RAW DATA —
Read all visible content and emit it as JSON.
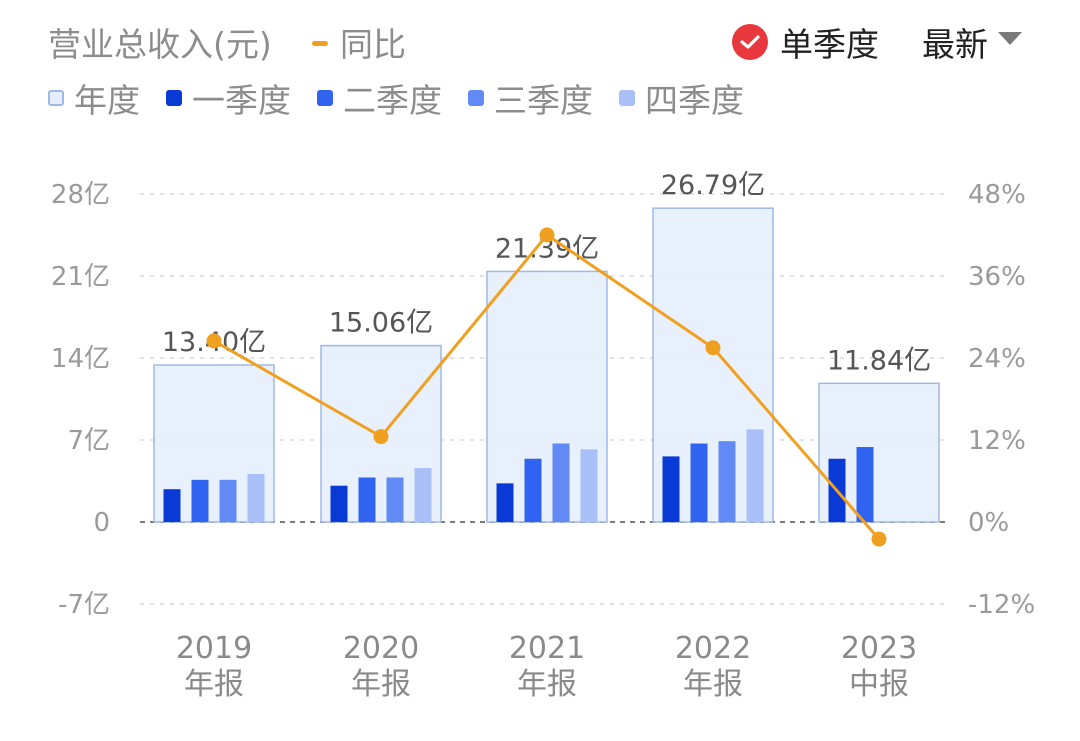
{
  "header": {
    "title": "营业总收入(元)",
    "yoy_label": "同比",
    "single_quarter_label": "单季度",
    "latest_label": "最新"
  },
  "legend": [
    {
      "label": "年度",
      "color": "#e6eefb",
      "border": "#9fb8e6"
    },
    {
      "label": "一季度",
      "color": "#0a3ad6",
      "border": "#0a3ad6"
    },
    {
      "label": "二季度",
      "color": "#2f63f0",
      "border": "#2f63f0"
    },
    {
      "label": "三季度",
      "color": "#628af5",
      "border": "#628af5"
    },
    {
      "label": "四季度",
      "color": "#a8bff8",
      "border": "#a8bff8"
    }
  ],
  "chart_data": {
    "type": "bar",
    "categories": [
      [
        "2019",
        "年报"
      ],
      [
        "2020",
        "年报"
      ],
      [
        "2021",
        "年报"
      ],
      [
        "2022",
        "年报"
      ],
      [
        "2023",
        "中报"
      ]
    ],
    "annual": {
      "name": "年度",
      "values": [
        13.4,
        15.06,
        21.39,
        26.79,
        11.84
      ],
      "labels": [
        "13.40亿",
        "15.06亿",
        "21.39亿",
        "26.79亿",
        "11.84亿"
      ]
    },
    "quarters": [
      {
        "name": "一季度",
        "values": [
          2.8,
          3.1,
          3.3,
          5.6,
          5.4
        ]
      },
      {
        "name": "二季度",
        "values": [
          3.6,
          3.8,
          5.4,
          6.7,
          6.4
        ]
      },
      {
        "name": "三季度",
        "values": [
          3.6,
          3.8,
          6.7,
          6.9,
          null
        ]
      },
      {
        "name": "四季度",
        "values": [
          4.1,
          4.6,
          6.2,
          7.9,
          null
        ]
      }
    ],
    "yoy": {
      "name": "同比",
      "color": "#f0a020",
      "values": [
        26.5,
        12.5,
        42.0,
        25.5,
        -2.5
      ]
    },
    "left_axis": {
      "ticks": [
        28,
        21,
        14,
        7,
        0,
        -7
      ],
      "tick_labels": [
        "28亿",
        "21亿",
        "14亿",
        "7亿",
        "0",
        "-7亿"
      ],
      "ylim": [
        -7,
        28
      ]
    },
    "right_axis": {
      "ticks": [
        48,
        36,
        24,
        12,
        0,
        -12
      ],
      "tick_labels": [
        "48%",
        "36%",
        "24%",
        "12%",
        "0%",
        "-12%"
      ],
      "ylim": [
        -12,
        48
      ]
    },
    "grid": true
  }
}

REQUEST —
Track down all lines above with the string "name" and copy them.

THE COMPLETED TASK —
      "name": "年度",
        "name": "一季度",
        "name": "二季度",
        "name": "三季度",
        "name": "四季度",
      "name": "同比",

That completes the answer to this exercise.